▶ _Excerpted passage_
It was yet another link to birds, and it meant that B. Rex was definitely no Bob.

"She calls up and says, 'We have medullary bone,'" Horner remembered.

And that wasn't all.

What happened next happened by mistake. Schweitzer put some fragments of the bone in acid to dissolve away the outermost layer of mineral. But the acid worked too fast, and all the mineral dissolved away.

Being a fossil, there should have been nothing left. But there was. It was elastic, like living tissue.

She showed us video she took under the microscope. It looked like the soft tissue she would have expected to find if it had been modern bone.

This was impossible. This bone was 68 million years old.

Asked what she thought at the time, Schweitzer said she didn't want to tell anyone for fear of being ridiculed.

"And so I said to my technician, 'Okay, do it again. I don't believe it,'" she recalled.

And yet in sample after sample, they were there - things that looked suspiciously like flexible, transparent blood vessels. She finally mustered the courage to tell Horner.

"She said she dissolved the bone away and there were blood vessels. And, you know, I was like shocked," Horner remembered. "How could that be?"

The things Schweitzer was finding inside dinosaur bones - blood vessels, and even what seemed to be intact cells - pose a radical challenge to the existing rules of science: that organic material can't possibly survive even one million years, let alone 68 million.

Schweitzer, Horner and their team published their B. Rex findings in a series of papers in the journal "Science" and were promptly attacked.

Critics said their samples might have been contaminated, or that the supposed blood vessels were actually something called "biofilm," a type of slime.

But as Schweitzer showed Stahl, she has been able to replicate her findings.

▶ _Records provided_
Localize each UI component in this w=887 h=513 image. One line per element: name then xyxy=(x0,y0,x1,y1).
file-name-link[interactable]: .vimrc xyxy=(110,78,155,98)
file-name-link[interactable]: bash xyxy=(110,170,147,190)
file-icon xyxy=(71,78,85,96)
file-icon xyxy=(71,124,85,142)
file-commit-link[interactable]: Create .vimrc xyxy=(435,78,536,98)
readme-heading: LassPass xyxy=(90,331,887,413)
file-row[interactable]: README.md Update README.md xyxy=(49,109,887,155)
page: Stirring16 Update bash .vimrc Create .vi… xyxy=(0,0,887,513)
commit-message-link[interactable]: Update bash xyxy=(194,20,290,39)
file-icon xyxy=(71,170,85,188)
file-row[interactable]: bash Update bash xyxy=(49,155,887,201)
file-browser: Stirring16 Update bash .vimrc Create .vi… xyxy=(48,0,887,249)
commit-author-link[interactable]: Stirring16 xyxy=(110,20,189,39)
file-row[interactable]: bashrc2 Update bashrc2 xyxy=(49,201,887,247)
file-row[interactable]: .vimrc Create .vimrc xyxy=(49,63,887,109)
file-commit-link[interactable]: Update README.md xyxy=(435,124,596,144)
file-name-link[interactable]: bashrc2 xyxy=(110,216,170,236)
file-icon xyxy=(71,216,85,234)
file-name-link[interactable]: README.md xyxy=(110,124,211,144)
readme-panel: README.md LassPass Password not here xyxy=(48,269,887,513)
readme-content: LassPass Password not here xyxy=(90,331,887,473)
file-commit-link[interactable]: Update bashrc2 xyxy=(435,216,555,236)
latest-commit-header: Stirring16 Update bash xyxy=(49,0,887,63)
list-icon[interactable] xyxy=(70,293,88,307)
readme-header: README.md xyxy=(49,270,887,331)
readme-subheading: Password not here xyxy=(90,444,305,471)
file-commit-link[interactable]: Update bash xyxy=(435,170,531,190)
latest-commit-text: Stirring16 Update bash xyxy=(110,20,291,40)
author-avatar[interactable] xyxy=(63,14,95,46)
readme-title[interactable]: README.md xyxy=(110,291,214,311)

▶ _Activities_
1 - From the passage about the soft tissue found in dinosaur bone, quote the stretch from "Being a fossil, there" through "been modern bone.".
2 - Translate this sentence from the passage about dinosaur bone into Spanish: "Schweitzer put some fragments of the bone in acid to dissolve away the outermost layer of mineral."
3 - Carry on the account of Schweitzer's dinosaur bone findings, starting right after its last sentence.

▶ _Response list_
1 -
Being a fossil, there should have been nothing left. But there was. It was elastic, like living tissue.

She showed us video she took under the microscope. It looked like the soft tissue she would have expected to find if it had been modern bone.

2 - Schweitzer puso algunos fragmentos del hueso en ácido para disolver la capa más externa de mineral.

3 -
She dissolved away pieces of an even older dinosaur - a well-preserved 80-million-year-old duckbill - in acid, and again, as she showed Stahl, found what appear to be blood vessels.

"It's so consistent, over and over and over again. We do this bone and it comes out and I get excited every time. I can't help it. I mean, 80 million years old," Schweitzer told Stahl.

She published her new results last spring. And while some of her critics have been swayed, the controversy still rages.

And the stakes are high: if blood vessels can survive 80 million years, what about DNA? Jack Horner is looking. His crews are now wearing surgical gloves - unheard of in the world of paleontology where no one used to worry about getting skin cells, sweat, or even an occasional spilled beer on fossils.

Horner is skeptical that the full dinosaur DNA sequence will ever be found, but that hasn't stopped him. He has come up with a whole new idea for his dream of making a dinosaur.

"The best way is just to use a modern dinosaur. The chicken," he told Stahl. "Because evolution works, birds are actually carrying ancestral DNA."

Horner has written a new book proposing a plan to mine that ancestral DNA as a way to reverse-engineer a chicken into what he calls a "dino-chicken."

It may seem improbable that a common chicken is carrying dino DNA, but when you think about it, birds, like the dinosaurs they evolved from, still walk on hind legs, most have three toes pointing forward with one in the back, and they even all have wish bones.

As for dinosaur features you don't see in modern chickens, like long tails, Horner's contention is they can be brought back, since you can still see them in embryos as little chicks grow.

"As the chicken embryo develops, it does develop a fairly long tail before a gene kicks on and destroys it. So if we can stop that gene, we theoretically can get a chicken to hatch out with a relatively long tail," he explained.

"So you're not saying actually change the gene?" Stahl asked.

"Just switching a gene on or switching a gene off," Horner said.

He says picture a chicken with a long tail, teeth, and little claw-like hands instead of wings.

"It's reversing evolution?" Stahl asked Sean Carroll.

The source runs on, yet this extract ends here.